[The problem] Copy every line of the listing exactly.

====== Stored data

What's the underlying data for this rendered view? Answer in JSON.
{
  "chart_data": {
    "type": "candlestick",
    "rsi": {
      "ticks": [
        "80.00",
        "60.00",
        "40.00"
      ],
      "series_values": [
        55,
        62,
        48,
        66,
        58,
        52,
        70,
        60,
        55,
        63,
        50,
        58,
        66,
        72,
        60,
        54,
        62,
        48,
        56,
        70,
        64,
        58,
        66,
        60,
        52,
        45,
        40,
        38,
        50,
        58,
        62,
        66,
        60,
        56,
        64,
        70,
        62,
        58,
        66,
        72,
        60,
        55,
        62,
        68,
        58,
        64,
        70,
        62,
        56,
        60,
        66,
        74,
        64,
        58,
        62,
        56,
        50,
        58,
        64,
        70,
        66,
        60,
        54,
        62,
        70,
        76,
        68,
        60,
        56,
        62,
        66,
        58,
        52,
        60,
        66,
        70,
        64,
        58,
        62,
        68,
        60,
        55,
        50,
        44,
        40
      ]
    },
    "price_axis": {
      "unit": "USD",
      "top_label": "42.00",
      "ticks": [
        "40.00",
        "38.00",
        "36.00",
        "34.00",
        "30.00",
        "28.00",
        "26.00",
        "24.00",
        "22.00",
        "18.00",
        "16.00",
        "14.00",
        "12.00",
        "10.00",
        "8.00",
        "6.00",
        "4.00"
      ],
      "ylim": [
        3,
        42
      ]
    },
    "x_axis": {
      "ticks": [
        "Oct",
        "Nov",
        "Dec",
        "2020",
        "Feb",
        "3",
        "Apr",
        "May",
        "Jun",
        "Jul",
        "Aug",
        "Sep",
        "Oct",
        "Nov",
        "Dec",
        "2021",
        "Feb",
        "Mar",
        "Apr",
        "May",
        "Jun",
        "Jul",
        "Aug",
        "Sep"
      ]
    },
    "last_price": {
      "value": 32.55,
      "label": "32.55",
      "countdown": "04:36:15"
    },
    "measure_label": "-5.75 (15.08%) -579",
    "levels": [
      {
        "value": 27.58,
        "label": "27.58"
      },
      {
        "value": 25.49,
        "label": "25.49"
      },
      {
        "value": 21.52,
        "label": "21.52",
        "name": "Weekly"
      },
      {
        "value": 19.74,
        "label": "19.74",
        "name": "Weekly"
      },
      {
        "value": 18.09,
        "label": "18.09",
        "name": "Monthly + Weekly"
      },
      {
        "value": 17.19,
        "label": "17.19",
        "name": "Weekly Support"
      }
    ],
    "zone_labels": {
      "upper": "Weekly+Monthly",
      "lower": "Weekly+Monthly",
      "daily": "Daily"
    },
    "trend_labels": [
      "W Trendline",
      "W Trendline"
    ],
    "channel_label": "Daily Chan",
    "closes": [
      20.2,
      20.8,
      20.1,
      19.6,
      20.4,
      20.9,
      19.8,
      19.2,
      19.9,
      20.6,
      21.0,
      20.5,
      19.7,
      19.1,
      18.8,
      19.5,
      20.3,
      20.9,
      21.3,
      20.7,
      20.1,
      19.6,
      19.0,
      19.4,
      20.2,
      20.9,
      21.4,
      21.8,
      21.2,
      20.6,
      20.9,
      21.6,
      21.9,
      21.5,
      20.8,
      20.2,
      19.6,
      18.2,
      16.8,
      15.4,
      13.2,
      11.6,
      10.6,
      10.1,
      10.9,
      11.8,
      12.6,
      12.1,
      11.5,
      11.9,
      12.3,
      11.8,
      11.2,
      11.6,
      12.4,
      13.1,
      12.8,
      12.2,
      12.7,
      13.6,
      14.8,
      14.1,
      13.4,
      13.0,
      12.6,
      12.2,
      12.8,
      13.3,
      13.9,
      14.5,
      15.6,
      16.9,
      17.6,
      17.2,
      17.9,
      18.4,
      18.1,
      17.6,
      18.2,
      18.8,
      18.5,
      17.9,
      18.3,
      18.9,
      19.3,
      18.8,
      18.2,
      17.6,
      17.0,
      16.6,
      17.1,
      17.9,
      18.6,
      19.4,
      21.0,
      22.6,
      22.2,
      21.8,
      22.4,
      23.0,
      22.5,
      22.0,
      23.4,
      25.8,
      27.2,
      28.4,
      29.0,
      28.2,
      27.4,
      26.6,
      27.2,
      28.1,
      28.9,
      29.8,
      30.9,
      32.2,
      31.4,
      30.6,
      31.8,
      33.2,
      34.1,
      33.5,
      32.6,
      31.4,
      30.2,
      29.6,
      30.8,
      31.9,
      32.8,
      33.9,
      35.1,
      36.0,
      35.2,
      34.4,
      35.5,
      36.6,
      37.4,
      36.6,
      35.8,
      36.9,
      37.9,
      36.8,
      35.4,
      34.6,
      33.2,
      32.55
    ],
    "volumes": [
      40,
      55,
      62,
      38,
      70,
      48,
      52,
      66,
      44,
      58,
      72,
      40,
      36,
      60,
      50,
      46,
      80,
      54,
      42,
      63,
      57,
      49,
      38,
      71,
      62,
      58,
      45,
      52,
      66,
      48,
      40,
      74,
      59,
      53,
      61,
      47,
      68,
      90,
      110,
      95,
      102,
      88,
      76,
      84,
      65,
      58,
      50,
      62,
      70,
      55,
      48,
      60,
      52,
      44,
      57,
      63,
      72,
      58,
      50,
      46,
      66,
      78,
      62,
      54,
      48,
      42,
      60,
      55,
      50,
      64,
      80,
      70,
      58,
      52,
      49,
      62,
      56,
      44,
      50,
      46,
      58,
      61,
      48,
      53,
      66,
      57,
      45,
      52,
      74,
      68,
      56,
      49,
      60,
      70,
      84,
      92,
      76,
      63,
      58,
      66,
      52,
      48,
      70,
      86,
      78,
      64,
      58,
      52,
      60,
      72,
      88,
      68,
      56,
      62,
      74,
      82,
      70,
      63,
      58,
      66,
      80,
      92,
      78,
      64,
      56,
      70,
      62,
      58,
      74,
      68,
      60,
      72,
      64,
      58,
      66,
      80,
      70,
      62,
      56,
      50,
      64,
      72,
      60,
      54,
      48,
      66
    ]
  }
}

============

[Exercise result]
What's the underlying data for this rendered view? Answer in JSON.
{
  "chart_data": {
    "type": "candlestick",
    "rsi": {
      "ticks": [
        "80.00",
        "60.00",
        "40.00"
      ],
      "series_values": [
        55,
        62,
        48,
        66,
        58,
        52,
        70,
        60,
        55,
        63,
        50,
        58,
        66,
        72,
        60,
        54,
        62,
        48,
        56,
        70,
        64,
        58,
        66,
        60,
        52,
        45,
        40,
        38,
        50,
        58,
        62,
        66,
        60,
        56,
        64,
        70,
        62,
        58,
        66,
        72,
        60,
        55,
        62,
        68,
        58,
        64,
        70,
        62,
        56,
        60,
        66,
        74,
        64,
        58,
        62,
        56,
        50,
        58,
        64,
        70,
        66,
        60,
        54,
        62,
        70,
        76,
        68,
        60,
        56,
        62,
        66,
        58,
        52,
        60,
        66,
        70,
        64,
        58,
        62,
        68,
        60,
        55,
        50,
        44,
        40
      ]
    },
    "price_axis": {
      "unit": "USD",
      "top_label": "42.00",
      "ticks": [
        "40.00",
        "38.00",
        "36.00",
        "34.00",
        "30.00",
        "28.00",
        "26.00",
        "24.00",
        "22.00",
        "18.00",
        "16.00",
        "14.00",
        "12.00",
        "10.00",
        "8.00",
        "6.00",
        "4.00"
      ],
      "ylim": [
        3,
        42
      ]
    },
    "x_axis": {
      "ticks": [
        "Oct",
        "Nov",
        "Dec",
        "2020",
        "Feb",
        "3",
        "Apr",
        "May",
        "Jun",
        "Jul",
        "Aug",
        "Sep",
        "Oct",
        "Nov",
        "Dec",
        "2021",
        "Feb",
        "Mar",
        "Apr",
        "May",
        "Jun",
        "Jul",
        "Aug",
        "Sep"
      ]
    },
    "last_price": {
      "value": 32.55,
      "label": "32.55",
      "countdown": "04:36:15"
    },
    "measure_label": "-5.75 (15.08%) -579",
    "levels": [
      {
        "value": 27.58,
        "label": "27.58"
      },
      {
        "value": 25.49,
        "label": "25.49"
      },
      {
        "value": 21.52,
        "label": "21.52",
        "name": "Weekly"
      },
      {
        "value": 19.74,
        "label": "19.74",
        "name": "Weekly"
      },
      {
        "value": 18.09,
        "label": "18.09",
        "name": "Monthly + Weekly"
      },
      {
        "value": 17.19,
        "label": "17.19",
        "name": "Weekly Support"
      }
    ],
    "zone_labels": {
      "upper": "Weekly+Monthly",
      "lower": "Weekly+Monthly",
      "daily": "Daily"
    },
    "trend_labels": [
      "W Trendline",
      "W Trendline"
    ],
    "channel_label": "Daily Chan",
    "closes": [
      20.2,
      20.8,
      20.1,
      19.6,
      20.4,
      20.9,
      19.8,
      19.2,
      19.9,
      20.6,
      21.0,
      20.5,
      19.7,
      19.1,
      18.8,
      19.5,
      20.3,
      20.9,
      21.3,
      20.7,
      20.1,
      19.6,
      19.0,
      19.4,
      20.2,
      20.9,
      21.4,
      21.8,
      21.2,
      20.6,
      20.9,
      21.6,
      21.9,
      21.5,
      20.8,
      20.2,
      19.6,
      18.2,
      16.8,
      15.4,
      13.2,
      11.6,
      10.6,
      10.1,
      10.9,
      11.8,
      12.6,
      12.1,
      11.5,
      11.9,
      12.3,
      11.8,
      11.2,
      11.6,
      12.4,
      13.1,
      12.8,
      12.2,
      12.7,
      13.6,
      14.8,
      14.1,
      13.4,
      13.0,
      12.6,
      12.2,
      12.8,
      13.3,
      13.9,
      14.5,
      15.6,
      16.9,
      17.6,
      17.2,
      17.9,
      18.4,
      18.1,
      17.6,
      18.2,
      18.8,
      18.5,
      17.9,
      18.3,
      18.9,
      19.3,
      18.8,
      18.2,
      17.6,
      17.0,
      16.6,
      17.1,
      17.9,
      18.6,
      19.4,
      21.0,
      22.6,
      22.2,
      21.8,
      22.4,
      23.0,
      22.5,
      22.0,
      23.4,
      25.8,
      27.2,
      28.4,
      29.0,
      28.2,
      27.4,
      26.6,
      27.2,
      28.1,
      28.9,
      29.8,
      30.9,
      32.2,
      31.4,
      30.6,
      31.8,
      33.2,
      34.1,
      33.5,
      32.6,
      31.4,
      30.2,
      29.6,
      30.8,
      31.9,
      32.8,
      33.9,
      35.1,
      36.0,
      35.2,
      34.4,
      35.5,
      36.6,
      37.4,
      36.6,
      35.8,
      36.9,
      37.9,
      36.8,
      35.4,
      34.6,
      33.2,
      32.55
    ],
    "volumes": [
      40,
      55,
      62,
      38,
      70,
      48,
      52,
      66,
      44,
      58,
      72,
      40,
      36,
      60,
      50,
      46,
      80,
      54,
      42,
      63,
      57,
      49,
      38,
      71,
      62,
      58,
      45,
      52,
      66,
      48,
      40,
      74,
      59,
      53,
      61,
      47,
      68,
      90,
      110,
      95,
      102,
      88,
      76,
      84,
      65,
      58,
      50,
      62,
      70,
      55,
      48,
      60,
      52,
      44,
      57,
      63,
      72,
      58,
      50,
      46,
      66,
      78,
      62,
      54,
      48,
      42,
      60,
      55,
      50,
      64,
      80,
      70,
      58,
      52,
      49,
      62,
      56,
      44,
      50,
      46,
      58,
      61,
      48,
      53,
      66,
      57,
      45,
      52,
      74,
      68,
      56,
      49,
      60,
      70,
      84,
      92,
      76,
      63,
      58,
      66,
      52,
      48,
      70,
      86,
      78,
      64,
      58,
      52,
      60,
      72,
      88,
      68,
      56,
      62,
      74,
      82,
      70,
      63,
      58,
      66,
      80,
      92,
      78,
      64,
      56,
      70,
      62,
      58,
      74,
      68,
      60,
      72,
      64,
      58,
      66,
      80,
      70,
      62,
      56,
      50,
      64,
      72,
      60,
      54,
      48,
      66
    ]
  }
}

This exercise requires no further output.